### What needs to be done
Copy exactly the lines from the one containing "Read this page and output its text content." through the last line of the records below, including both, and leave out any pictures.

### Exercise materials

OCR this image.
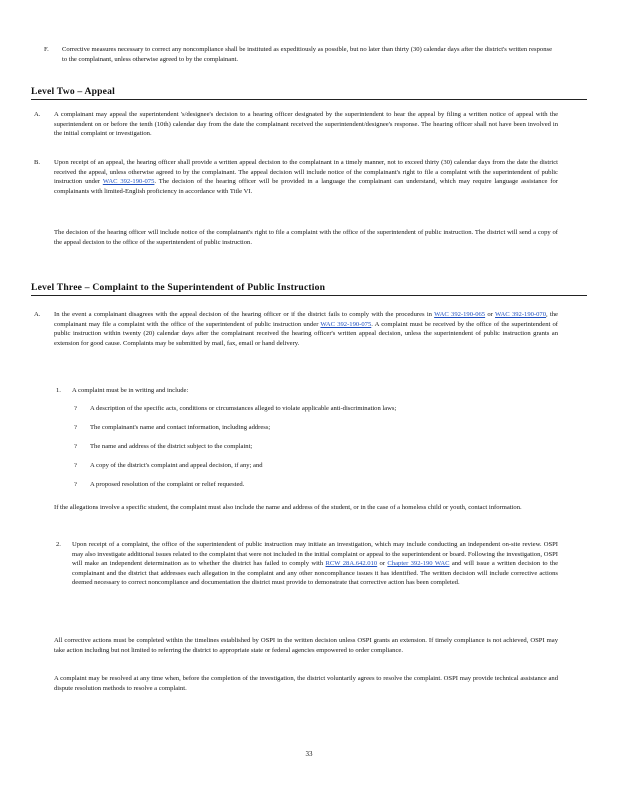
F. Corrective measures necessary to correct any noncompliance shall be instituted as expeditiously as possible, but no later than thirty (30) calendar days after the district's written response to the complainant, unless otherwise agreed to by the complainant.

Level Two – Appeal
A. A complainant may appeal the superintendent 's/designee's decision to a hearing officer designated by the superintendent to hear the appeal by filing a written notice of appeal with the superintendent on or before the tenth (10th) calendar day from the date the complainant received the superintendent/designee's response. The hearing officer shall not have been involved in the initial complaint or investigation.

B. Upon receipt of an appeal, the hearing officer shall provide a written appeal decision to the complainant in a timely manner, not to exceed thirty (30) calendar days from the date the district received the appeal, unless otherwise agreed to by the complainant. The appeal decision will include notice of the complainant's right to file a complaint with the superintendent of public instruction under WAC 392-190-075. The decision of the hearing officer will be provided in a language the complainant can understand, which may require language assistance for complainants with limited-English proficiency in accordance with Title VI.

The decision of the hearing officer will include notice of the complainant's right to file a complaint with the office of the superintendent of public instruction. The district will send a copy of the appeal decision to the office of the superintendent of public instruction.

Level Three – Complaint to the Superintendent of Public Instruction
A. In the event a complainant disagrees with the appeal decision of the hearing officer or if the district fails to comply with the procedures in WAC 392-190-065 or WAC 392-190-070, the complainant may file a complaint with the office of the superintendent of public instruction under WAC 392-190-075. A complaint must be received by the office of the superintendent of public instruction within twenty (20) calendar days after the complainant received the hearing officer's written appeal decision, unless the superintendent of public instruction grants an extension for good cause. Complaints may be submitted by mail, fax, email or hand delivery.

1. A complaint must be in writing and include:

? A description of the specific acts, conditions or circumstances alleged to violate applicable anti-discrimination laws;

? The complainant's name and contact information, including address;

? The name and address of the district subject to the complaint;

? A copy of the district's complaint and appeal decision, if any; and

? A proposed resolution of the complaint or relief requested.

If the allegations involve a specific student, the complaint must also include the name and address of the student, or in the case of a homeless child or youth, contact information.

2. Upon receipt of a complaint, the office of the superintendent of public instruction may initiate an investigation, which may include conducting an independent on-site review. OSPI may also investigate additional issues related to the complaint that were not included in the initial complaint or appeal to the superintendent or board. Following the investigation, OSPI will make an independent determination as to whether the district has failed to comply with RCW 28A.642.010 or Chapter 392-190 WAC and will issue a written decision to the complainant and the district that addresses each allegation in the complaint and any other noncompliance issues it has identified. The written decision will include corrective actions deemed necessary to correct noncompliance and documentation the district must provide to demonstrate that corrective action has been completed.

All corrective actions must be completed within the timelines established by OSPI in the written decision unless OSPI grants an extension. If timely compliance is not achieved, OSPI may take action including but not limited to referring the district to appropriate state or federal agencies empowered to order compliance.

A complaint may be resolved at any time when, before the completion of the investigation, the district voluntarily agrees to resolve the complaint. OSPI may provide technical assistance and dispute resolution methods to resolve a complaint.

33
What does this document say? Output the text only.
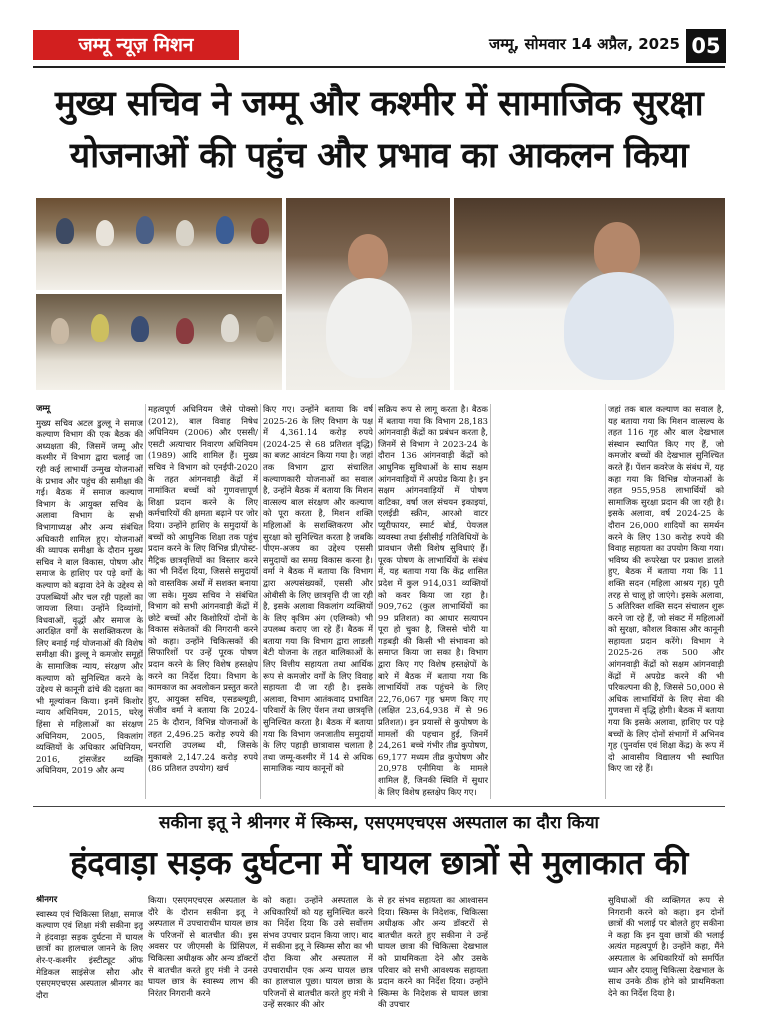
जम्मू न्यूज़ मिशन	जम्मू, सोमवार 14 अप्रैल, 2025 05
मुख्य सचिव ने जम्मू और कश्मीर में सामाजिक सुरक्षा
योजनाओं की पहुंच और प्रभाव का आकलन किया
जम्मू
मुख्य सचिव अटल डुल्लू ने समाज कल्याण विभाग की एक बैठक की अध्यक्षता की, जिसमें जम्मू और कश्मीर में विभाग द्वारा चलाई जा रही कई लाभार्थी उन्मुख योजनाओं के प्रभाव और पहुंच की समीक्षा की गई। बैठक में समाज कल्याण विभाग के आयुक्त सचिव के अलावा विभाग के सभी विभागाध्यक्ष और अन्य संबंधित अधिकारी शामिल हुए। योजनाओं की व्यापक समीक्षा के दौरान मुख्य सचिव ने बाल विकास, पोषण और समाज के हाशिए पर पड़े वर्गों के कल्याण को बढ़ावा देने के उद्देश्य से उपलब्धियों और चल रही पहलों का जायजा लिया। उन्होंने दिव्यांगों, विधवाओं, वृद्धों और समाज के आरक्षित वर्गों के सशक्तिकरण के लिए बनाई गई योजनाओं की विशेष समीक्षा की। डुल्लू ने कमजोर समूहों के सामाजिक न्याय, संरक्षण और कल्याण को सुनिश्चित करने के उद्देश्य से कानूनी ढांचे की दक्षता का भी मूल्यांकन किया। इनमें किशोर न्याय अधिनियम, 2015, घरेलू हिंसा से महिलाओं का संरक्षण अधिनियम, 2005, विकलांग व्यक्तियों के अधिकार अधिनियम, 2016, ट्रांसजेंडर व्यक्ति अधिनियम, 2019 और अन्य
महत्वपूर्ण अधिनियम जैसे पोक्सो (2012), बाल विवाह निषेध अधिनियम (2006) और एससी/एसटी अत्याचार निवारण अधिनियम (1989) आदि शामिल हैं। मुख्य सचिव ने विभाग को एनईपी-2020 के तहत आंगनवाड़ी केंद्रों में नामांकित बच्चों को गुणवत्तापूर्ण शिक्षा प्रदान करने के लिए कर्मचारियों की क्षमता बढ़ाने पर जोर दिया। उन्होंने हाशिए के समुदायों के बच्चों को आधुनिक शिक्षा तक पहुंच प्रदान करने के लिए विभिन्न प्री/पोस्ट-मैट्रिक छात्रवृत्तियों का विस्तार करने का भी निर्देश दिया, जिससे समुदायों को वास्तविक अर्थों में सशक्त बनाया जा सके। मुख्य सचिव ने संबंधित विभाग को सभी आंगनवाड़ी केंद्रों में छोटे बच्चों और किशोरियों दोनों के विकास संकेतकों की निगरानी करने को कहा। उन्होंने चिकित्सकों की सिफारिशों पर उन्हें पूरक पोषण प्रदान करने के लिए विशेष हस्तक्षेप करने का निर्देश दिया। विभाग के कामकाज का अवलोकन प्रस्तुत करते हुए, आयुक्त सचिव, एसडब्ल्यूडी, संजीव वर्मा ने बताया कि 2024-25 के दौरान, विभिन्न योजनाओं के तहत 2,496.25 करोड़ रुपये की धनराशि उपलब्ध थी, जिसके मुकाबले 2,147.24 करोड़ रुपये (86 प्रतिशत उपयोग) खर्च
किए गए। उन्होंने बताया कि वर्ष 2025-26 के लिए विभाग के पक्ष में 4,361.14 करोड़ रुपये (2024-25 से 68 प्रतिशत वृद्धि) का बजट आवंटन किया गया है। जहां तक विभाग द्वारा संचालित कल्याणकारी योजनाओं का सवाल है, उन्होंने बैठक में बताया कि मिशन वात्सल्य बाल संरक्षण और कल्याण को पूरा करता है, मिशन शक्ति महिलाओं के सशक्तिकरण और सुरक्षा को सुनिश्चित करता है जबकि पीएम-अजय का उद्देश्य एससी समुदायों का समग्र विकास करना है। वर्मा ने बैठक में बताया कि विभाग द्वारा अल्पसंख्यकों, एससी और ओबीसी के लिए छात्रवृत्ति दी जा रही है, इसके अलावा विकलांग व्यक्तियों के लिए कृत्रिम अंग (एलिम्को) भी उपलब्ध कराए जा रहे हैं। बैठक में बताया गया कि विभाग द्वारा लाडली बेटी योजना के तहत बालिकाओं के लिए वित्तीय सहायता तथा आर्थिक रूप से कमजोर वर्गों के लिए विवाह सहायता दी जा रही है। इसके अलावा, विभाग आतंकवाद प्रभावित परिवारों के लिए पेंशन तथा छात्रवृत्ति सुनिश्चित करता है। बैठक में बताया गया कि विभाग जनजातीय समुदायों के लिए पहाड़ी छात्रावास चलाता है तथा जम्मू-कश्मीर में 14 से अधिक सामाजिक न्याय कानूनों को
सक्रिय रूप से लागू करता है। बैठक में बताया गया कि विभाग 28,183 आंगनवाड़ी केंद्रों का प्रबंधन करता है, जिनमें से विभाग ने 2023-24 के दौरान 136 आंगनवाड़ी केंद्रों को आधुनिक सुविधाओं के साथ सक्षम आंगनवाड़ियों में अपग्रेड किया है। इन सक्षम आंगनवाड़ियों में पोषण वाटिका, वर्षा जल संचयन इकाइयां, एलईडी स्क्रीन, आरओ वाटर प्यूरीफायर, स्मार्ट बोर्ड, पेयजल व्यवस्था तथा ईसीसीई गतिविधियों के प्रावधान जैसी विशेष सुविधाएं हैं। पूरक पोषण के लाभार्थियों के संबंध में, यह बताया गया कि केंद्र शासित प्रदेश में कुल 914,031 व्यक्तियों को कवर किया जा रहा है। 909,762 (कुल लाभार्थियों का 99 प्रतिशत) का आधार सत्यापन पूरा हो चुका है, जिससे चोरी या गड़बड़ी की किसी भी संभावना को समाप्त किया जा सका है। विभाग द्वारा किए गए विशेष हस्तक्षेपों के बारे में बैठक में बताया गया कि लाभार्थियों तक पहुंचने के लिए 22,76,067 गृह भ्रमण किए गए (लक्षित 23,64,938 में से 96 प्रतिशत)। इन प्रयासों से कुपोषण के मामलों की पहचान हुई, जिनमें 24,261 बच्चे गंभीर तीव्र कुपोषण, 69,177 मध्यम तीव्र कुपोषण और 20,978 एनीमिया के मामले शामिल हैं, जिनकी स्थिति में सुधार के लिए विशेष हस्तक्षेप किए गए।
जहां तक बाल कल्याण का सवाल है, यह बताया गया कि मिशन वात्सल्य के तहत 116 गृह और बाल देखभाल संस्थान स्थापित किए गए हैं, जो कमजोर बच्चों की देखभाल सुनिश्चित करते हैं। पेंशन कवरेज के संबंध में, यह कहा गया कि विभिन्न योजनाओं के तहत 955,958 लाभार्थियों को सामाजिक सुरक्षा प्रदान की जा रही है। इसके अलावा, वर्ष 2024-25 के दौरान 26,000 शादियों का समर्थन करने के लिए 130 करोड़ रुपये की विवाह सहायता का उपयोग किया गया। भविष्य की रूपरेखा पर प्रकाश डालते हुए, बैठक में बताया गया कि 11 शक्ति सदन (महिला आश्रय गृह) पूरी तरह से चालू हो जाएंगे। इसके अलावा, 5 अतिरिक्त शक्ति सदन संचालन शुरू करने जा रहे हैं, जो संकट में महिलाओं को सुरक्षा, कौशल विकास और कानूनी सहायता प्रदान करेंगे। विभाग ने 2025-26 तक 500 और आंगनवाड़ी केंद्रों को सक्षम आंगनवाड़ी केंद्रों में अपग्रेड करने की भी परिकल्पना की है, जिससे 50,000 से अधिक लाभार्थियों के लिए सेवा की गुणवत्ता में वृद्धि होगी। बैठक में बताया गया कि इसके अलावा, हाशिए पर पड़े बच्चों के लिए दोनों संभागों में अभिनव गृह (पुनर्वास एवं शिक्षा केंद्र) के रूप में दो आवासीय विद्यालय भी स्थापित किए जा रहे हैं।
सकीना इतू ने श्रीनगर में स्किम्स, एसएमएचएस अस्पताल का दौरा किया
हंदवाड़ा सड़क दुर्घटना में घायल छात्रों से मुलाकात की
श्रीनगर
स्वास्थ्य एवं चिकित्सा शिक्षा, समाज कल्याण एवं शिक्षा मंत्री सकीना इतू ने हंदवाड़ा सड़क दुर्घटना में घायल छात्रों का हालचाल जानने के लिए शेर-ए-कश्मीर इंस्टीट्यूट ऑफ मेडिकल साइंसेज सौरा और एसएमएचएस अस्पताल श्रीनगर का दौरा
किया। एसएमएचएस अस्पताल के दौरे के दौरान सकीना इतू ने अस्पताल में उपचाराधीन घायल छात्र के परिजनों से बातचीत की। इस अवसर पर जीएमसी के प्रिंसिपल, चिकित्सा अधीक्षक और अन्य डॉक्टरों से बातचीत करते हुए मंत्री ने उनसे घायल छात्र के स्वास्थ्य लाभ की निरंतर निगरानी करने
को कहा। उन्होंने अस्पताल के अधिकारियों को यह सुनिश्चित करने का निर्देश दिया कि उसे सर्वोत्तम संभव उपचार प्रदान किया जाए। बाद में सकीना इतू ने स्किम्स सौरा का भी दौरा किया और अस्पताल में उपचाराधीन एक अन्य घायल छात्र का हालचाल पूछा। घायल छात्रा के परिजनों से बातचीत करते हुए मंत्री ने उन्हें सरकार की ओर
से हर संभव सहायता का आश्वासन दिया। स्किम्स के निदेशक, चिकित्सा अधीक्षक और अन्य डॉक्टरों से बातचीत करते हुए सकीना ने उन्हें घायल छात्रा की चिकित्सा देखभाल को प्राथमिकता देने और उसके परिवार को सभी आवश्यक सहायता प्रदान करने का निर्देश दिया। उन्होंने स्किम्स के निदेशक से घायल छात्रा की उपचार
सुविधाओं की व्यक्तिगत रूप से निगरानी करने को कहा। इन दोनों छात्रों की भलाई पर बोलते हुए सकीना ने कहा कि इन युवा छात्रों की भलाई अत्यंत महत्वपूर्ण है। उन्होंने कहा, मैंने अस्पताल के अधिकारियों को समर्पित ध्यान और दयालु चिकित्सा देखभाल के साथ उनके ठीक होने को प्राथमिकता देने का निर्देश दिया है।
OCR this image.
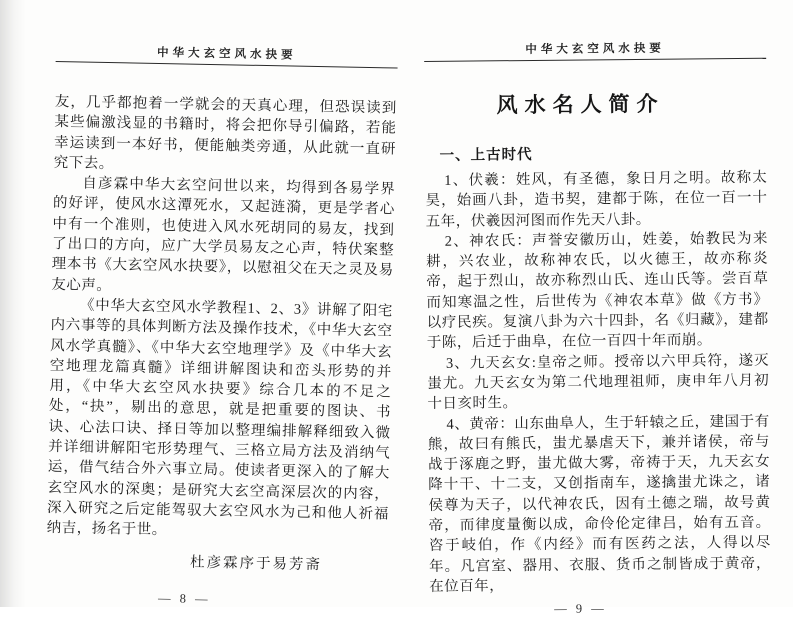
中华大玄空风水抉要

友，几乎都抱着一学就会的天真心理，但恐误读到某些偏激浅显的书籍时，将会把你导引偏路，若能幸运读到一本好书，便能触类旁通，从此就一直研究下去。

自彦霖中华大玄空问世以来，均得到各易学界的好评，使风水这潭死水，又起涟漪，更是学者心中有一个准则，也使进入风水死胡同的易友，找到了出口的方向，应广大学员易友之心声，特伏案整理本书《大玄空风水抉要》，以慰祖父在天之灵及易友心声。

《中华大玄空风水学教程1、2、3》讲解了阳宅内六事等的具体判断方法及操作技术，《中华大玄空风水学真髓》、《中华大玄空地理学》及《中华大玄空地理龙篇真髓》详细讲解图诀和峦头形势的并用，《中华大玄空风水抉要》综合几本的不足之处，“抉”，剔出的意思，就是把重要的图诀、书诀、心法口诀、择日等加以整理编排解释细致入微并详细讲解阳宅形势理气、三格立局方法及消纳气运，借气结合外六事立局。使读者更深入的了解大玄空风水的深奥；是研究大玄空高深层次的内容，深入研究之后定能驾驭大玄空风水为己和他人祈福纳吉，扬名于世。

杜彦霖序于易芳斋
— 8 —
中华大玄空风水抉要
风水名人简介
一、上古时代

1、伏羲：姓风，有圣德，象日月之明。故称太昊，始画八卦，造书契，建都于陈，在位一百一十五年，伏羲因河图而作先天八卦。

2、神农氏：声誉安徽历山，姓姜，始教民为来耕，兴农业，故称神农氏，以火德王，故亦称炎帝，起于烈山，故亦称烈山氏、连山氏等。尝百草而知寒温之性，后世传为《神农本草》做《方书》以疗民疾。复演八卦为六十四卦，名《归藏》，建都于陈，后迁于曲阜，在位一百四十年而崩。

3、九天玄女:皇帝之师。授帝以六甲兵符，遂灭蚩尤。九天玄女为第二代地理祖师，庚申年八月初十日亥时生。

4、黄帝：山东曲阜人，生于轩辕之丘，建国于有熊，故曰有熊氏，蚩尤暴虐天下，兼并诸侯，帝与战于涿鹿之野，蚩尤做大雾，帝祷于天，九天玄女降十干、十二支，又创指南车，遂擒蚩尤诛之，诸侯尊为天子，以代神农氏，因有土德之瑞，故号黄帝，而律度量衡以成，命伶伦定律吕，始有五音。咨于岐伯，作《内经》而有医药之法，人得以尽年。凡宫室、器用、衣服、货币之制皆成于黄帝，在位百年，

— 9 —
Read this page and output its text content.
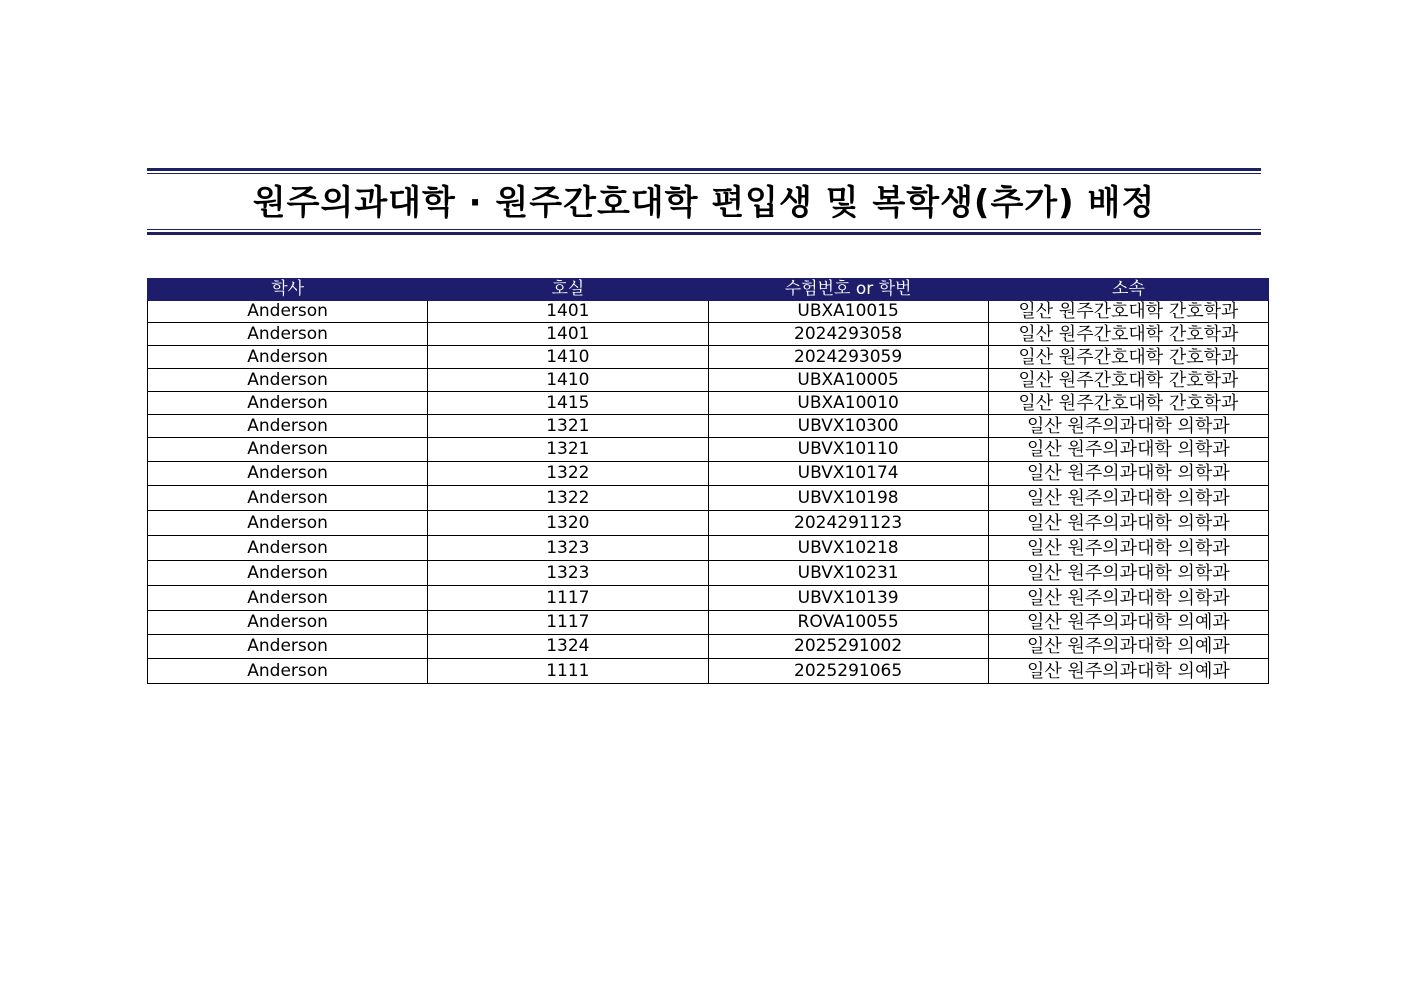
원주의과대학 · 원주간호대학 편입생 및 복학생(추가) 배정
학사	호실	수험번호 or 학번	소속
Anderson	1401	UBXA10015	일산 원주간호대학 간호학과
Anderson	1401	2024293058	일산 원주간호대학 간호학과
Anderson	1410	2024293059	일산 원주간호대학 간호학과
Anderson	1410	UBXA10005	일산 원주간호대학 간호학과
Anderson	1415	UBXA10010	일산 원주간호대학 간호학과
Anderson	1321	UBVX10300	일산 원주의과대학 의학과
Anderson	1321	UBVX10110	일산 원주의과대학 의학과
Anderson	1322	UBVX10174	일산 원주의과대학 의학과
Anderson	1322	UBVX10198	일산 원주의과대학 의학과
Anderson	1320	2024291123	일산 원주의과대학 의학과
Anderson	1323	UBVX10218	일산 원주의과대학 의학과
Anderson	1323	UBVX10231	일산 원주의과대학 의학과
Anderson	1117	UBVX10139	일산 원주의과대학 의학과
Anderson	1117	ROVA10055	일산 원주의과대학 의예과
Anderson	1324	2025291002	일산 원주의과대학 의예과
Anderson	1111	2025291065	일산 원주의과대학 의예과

### Response to the exercise
Read this page and output its text content.
원주의과대학 · 원주간호대학 편입생 및 복학생(추가) 배정
학사	호실	수험번호 or 학번	소속
Anderson	1401	UBXA10015	일산 원주간호대학 간호학과
Anderson	1401	2024293058	일산 원주간호대학 간호학과
Anderson	1410	2024293059	일산 원주간호대학 간호학과
Anderson	1410	UBXA10005	일산 원주간호대학 간호학과
Anderson	1415	UBXA10010	일산 원주간호대학 간호학과
Anderson	1321	UBVX10300	일산 원주의과대학 의학과
Anderson	1321	UBVX10110	일산 원주의과대학 의학과
Anderson	1322	UBVX10174	일산 원주의과대학 의학과
Anderson	1322	UBVX10198	일산 원주의과대학 의학과
Anderson	1320	2024291123	일산 원주의과대학 의학과
Anderson	1323	UBVX10218	일산 원주의과대학 의학과
Anderson	1323	UBVX10231	일산 원주의과대학 의학과
Anderson	1117	UBVX10139	일산 원주의과대학 의학과
Anderson	1117	ROVA10055	일산 원주의과대학 의예과
Anderson	1324	2025291002	일산 원주의과대학 의예과
Anderson	1111	2025291065	일산 원주의과대학 의예과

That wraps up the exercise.